━━━━━ Records to process ━━━━━

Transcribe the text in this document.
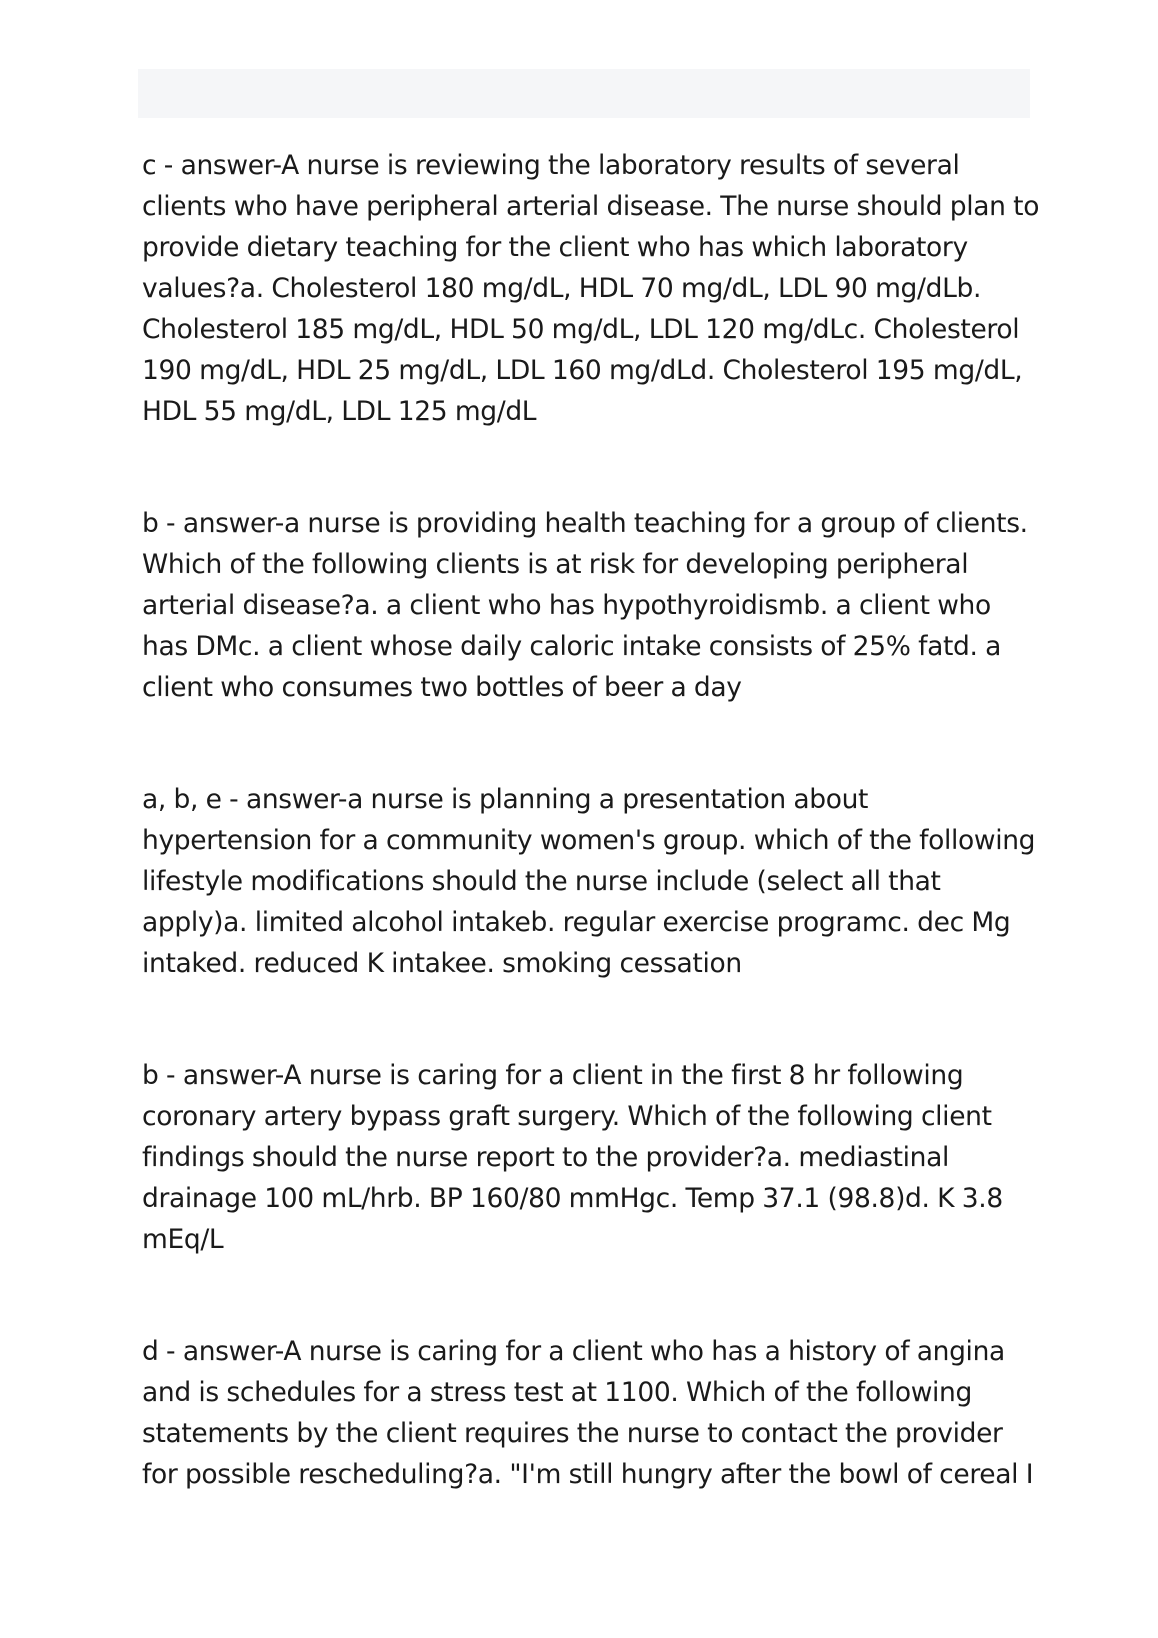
c - answer-A nurse is reviewing the laboratory results of several clients who have peripheral arterial disease. The nurse should plan to provide dietary teaching for the client who has which laboratory values?a. Cholesterol 180 mg/dL, HDL 70 mg/dL, LDL 90 mg/dLb. Cholesterol 185 mg/dL, HDL 50 mg/dL, LDL 120 mg/dLc. Cholesterol 190 mg/dL, HDL 25 mg/dL, LDL 160 mg/dLd. Cholesterol 195 mg/dL, HDL 55 mg/dL, LDL 125 mg/dL

b - answer-a nurse is providing health teaching for a group of clients. Which of the following clients is at risk for developing peripheral arterial disease?a. a client who has hypothyroidismb. a client who has DMc. a client whose daily caloric intake consists of 25% fatd. a client who consumes two bottles of beer a day

a, b, e - answer-a nurse is planning a presentation about hypertension for a community women's group. which of the following lifestyle modifications should the nurse include (select all that apply)a. limited alcohol intakeb. regular exercise programc. dec Mg intaked. reduced K intakee. smoking cessation

b - answer-A nurse is caring for a client in the first 8 hr following coronary artery bypass graft surgery. Which of the following client findings should the nurse report to the provider?a. mediastinal drainage 100 mL/hrb. BP 160/80 mmHgc. Temp 37.1 (98.8)d. K 3.8 mEq/L

d - answer-A nurse is caring for a client who has a history of angina and is schedules for a stress test at 1100. Which of the following statements by the client requires the nurse to contact the provider for possible rescheduling?a. "I'm still hungry after the bowl of cereal I
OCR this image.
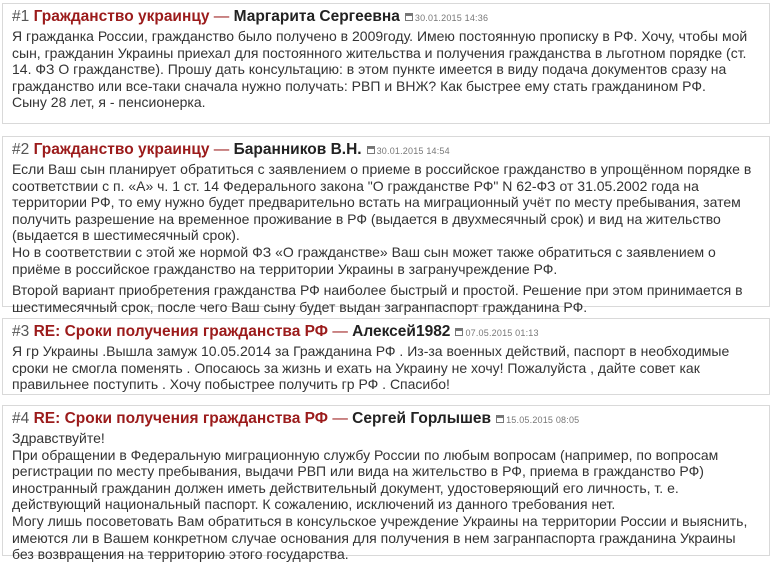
#1 Гражданство украинцу — Маргарита Сергеевна 30.01.2015 14:36

Я гражданка России, гражданство было получено в 2009году. Имею постоянную прописку в РФ. Хочу, чтобы мой сын, гражданин Украины приехал для постоянного жительства и получения гражданства в льготном порядке (ст. 14. ФЗ О гражданстве). Прошу дать консультацию: в этом пункте имеется в виду подача документов сразу на гражданство или все-таки сначала нужно получать: РВП и ВНЖ? Как быстрее ему стать гражданином РФ.

Сыну 28 лет, я - пенсионерка.

#2 Гражданство украинцу — Баранников В.Н. 30.01.2015 14:54

Если Ваш сын планирует обратиться с заявлением о приеме в российское гражданство в упрощённом порядке в соответствии с п. «А» ч. 1 ст. 14 Федерального закона "О гражданстве РФ" N 62-ФЗ от 31.05.2002 года на территории РФ, то ему нужно будет предварительно встать на миграционный учёт по месту пребывания, затем получить разрешение на временное проживание в РФ (выдается в двухмесячный срок) и вид на жительство (выдается в шестимесячный срок).

Но в соответствии с этой же нормой ФЗ «О гражданстве» Ваш сын может также обратиться с заявлением о приёме в российское гражданство на территории Украины в загранучреждение РФ.

Второй вариант приобретения гражданства РФ наиболее быстрый и простой. Решение при этом принимается в шестимесячный срок, после чего Ваш сыну будет выдан загранпаспорт гражданина РФ.

#3 RE: Сроки получения гражданства РФ — Алексей1982 07.05.2015 01:13

Я гр Украины .Вышла замуж 10.05.2014 за Гражданина РФ . Из-за военных действий, паспорт в необходимые сроки не смогла поменять . Опосаюсь за жизнь и ехать на Украину не хочу! Пожалуйста , дайте совет как правильнее поступить . Хочу побыстрее получить гр РФ . Спасибо!

#4 RE: Сроки получения гражданства РФ — Сергей Горлышев 15.05.2015 08:05

Здравствуйте!

При обращении в Федеральную миграционную службу России по любым вопросам (например, по вопросам регистрации по месту пребывания, выдачи РВП или вида на жительство в РФ, приема в гражданство РФ) иностранный гражданин должен иметь действительный документ, удостоверяющий его личность, т. е. действующий национальный паспорт. К сожалению, исключений из данного требования нет.

Могу лишь посоветовать Вам обратиться в консульское учреждение Украины на территории России и выяснить, имеются ли в Вашем конкретном случае основания для получения в нем загранпаспорта гражданина Украины без возвращения на территорию этого государства.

━━━━━

Copy every line in the listing above where the string "порядке" turns up.

Я гражданка России, гражданство было получено в 2009году. Имею постоянную прописку в РФ. Хочу, чтобы мой сын, гражданин Украины приехал для постоянного жительства и получения гражданства в льготном порядке (ст. 14. ФЗ О гражданстве). Прошу дать консультацию: в этом пункте имеется в виду подача документов сразу на гражданство или все-таки сначала нужно получать: РВП и ВНЖ? Как быстрее ему стать гражданином РФ.
Если Ваш сын планирует обратиться с заявлением о приеме в российское гражданство в упрощённом порядке в соответствии с п. «А» ч. 1 ст. 14 Федерального закона "О гражданстве РФ" N 62-ФЗ от 31.05.2002 года на территории РФ, то ему нужно будет предварительно встать на миграционный учёт по месту пребывания, затем получить разрешение на временное проживание в РФ (выдается в двухмесячный срок) и вид на жительство (выдается в шестимесячный срок).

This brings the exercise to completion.